What to produce:
In the records below, could you change "cart-icon" to "basket-icon" in the part that opens with the line containing "cart-status: (Leer) — [1095, 172, 1130, 187]" and closes with the line containing "subcategory-tops-image[interactable] — [346, 729, 491, 874]", then write those lines out again with nothing else altered?

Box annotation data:
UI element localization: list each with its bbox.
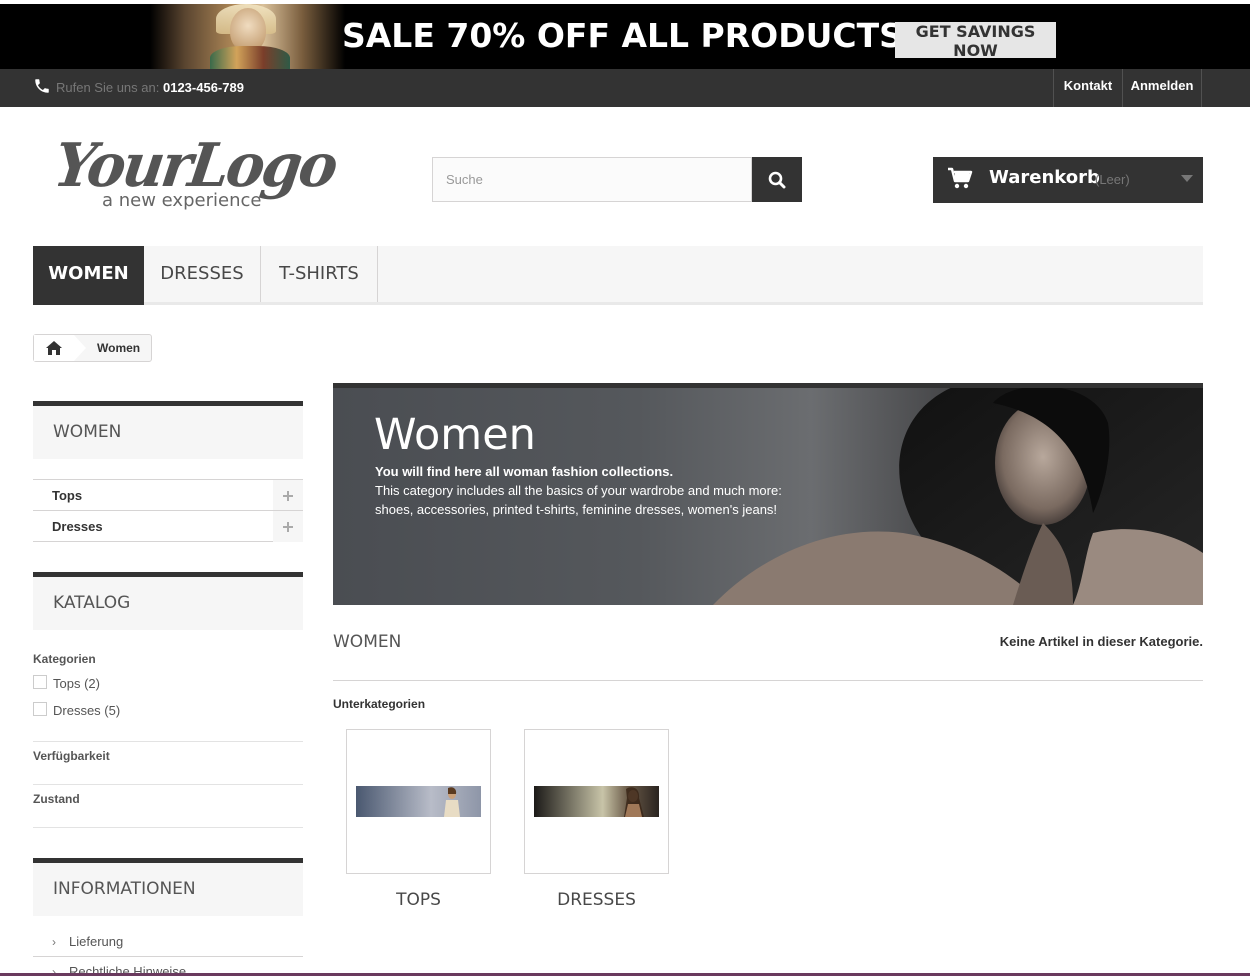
cart-status: (Leer) — [1095, 172, 1130, 187]
category-banner-image — [713, 388, 1203, 605]
login-link[interactable]: Anmelden — [1122, 69, 1202, 107]
category-description-line: You will find here all woman fashion col… — [375, 464, 674, 479]
category-title: Women — [374, 410, 536, 460]
cart-icon — [948, 167, 973, 189]
breadcrumb-separator — [74, 335, 86, 361]
phone-info: Rufen Sie uns an: 0123-456-789 — [56, 80, 244, 95]
sidebar-category-dresses[interactable]: Dresses — [33, 510, 303, 542]
home-icon — [46, 341, 62, 355]
site-logo[interactable]: YourLogo a new experience — [58, 128, 348, 212]
divider — [333, 680, 1203, 681]
no-items-message: Keine Artikel in dieser Kategorie. — [999, 634, 1203, 649]
subcategory-tops-image[interactable] — [346, 729, 491, 874]
breadcrumb-current: Women — [97, 341, 141, 355]
subcategory-tops-link[interactable]: TOPS — [346, 890, 491, 910]
cart-title: Warenkorb — [989, 167, 1100, 188]
contact-link[interactable]: Kontakt — [1053, 69, 1122, 107]
subcategories-heading: Unterkategorien — [333, 697, 426, 711]
category-label[interactable]: Tops — [52, 488, 82, 503]
category-heading: WOMEN — [333, 632, 402, 652]
search-button[interactable] — [752, 157, 802, 202]
filter-availability-heading: Verfügbarkeit — [33, 749, 110, 763]
divider — [33, 827, 303, 828]
category-description-line: shoes, accessories, printed t-shirts, fe… — [375, 502, 778, 517]
checkbox[interactable] — [33, 702, 47, 716]
divider — [33, 741, 303, 742]
menu-item-women[interactable]: WOMEN — [33, 246, 144, 305]
info-link-label[interactable]: Lieferung — [69, 934, 123, 949]
expand-plus-icon[interactable] — [273, 511, 303, 542]
checkbox[interactable] — [33, 675, 47, 689]
subcategory-dresses-link[interactable]: DRESSES — [524, 890, 669, 910]
promo-title: SALE 70% OFF ALL PRODUCTS — [342, 16, 903, 55]
filter-option-label[interactable]: Tops (2) — [53, 676, 100, 691]
phone-label: Rufen Sie uns an: — [56, 80, 160, 95]
sidebar-info-title: INFORMATIONEN — [33, 858, 303, 916]
promo-model-image — [150, 4, 345, 69]
breadcrumb: Women — [33, 334, 152, 362]
phone-icon — [35, 79, 49, 93]
subcategory-thumbnail — [356, 786, 481, 817]
top-bar: Rufen Sie uns an: 0123-456-789 Kontakt A… — [0, 69, 1250, 107]
sidebar-catalog-title: KATALOG — [33, 572, 303, 630]
subcategory-dresses-image[interactable] — [524, 729, 669, 874]
filter-condition-heading: Zustand — [33, 792, 80, 806]
get-savings-button[interactable]: GET SAVINGS NOW — [895, 22, 1056, 60]
sidebar-category-tops[interactable]: Tops — [33, 479, 303, 511]
chevron-right-icon: › — [52, 935, 56, 949]
phone-number: 0123-456-789 — [162, 80, 244, 95]
sidebar-women-title[interactable]: WOMEN — [33, 401, 303, 459]
info-link-delivery[interactable]: › Lieferung — [33, 927, 303, 957]
chevron-down-icon[interactable] — [1181, 175, 1193, 183]
menu-item-dresses[interactable]: DRESSES — [144, 246, 261, 302]
search-icon — [768, 171, 786, 189]
menu-item-tshirts[interactable]: T-SHIRTS — [261, 246, 378, 302]
category-description-line: This category includes all the basics of… — [375, 483, 782, 498]
category-label[interactable]: Dresses — [52, 519, 103, 534]
cart-button[interactable]: Warenkorb (Leer) — [933, 157, 1203, 203]
expand-plus-icon[interactable] — [273, 480, 303, 511]
divider — [33, 784, 303, 785]
promo-banner[interactable]: SALE 70% OFF ALL PRODUCTS GET SAVINGS NO… — [0, 4, 1250, 69]
search-input[interactable] — [432, 157, 752, 202]
main-menu: WOMEN DRESSES T-SHIRTS — [33, 246, 1203, 305]
filter-option-label[interactable]: Dresses (5) — [53, 703, 120, 718]
logo-tagline: a new experience — [102, 190, 261, 211]
category-banner: Women You will find here all woman fashi… — [333, 383, 1203, 605]
filter-categories-heading: Kategorien — [33, 652, 96, 666]
breadcrumb-home[interactable] — [34, 335, 74, 361]
subcategory-thumbnail — [534, 786, 659, 817]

Result for this exercise:
cart-status: (Leer) — [1095, 172, 1130, 187]
category-banner-image — [713, 388, 1203, 605]
login-link[interactable]: Anmelden — [1122, 69, 1202, 107]
category-description-line: You will find here all woman fashion col… — [375, 464, 674, 479]
category-title: Women — [374, 410, 536, 460]
basket-icon — [948, 167, 973, 189]
breadcrumb-separator — [74, 335, 86, 361]
phone-info: Rufen Sie uns an: 0123-456-789 — [56, 80, 244, 95]
sidebar-category-dresses[interactable]: Dresses — [33, 510, 303, 542]
home-icon — [46, 341, 62, 355]
site-logo[interactable]: YourLogo a new experience — [58, 128, 348, 212]
divider — [333, 680, 1203, 681]
no-items-message: Keine Artikel in dieser Kategorie. — [999, 634, 1203, 649]
subcategory-tops-image[interactable] — [346, 729, 491, 874]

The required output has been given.